> **What this task involves**:
Could you print all the entries exactly?

Dataset entries:
==============================

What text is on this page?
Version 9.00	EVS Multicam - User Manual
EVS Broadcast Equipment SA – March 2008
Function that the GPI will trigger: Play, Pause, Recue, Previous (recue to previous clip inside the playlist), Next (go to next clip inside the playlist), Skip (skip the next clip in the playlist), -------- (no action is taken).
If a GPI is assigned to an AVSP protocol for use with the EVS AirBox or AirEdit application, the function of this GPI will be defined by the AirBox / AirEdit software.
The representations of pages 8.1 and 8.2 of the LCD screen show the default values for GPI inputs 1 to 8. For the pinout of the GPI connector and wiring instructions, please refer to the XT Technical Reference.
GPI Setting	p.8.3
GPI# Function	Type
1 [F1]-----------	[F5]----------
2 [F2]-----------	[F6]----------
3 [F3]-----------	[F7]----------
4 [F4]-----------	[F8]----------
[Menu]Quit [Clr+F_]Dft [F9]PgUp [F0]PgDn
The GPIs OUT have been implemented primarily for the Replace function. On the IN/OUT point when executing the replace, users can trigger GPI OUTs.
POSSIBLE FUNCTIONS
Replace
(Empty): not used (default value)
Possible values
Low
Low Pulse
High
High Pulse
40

==============================

> **Response to the exercise**:
What text is on this page?
Version 9.00	EVS Multicam - User Manual
EVS Broadcast Equipment SA – March 2008
Function that the GPI will trigger: Play, Pause, Recue, Previous (recue to previous clip inside the playlist), Next (go to next clip inside the playlist), Skip (skip the next clip in the playlist), -------- (no action is taken).
If a GPI is assigned to an AVSP protocol for use with the EVS AirBox or AirEdit application, the function of this GPI will be defined by the AirBox / AirEdit software.
The representations of pages 8.1 and 8.2 of the LCD screen show the default values for GPI inputs 1 to 8. For the pinout of the GPI connector and wiring instructions, please refer to the XT Technical Reference.
GPI Setting	p.8.3
GPI# Function	Type
1 [F1]-----------	[F5]----------
2 [F2]-----------	[F6]----------
3 [F3]-----------	[F7]----------
4 [F4]-----------	[F8]----------
[Menu]Quit [Clr+F_]Dft [F9]PgUp [F0]PgDn
The GPIs OUT have been implemented primarily for the Replace function. On the IN/OUT point when executing the replace, users can trigger GPI OUTs.
POSSIBLE FUNCTIONS
Replace
(Empty): not used (default value)
Possible values
Low
Low Pulse
High
High Pulse
40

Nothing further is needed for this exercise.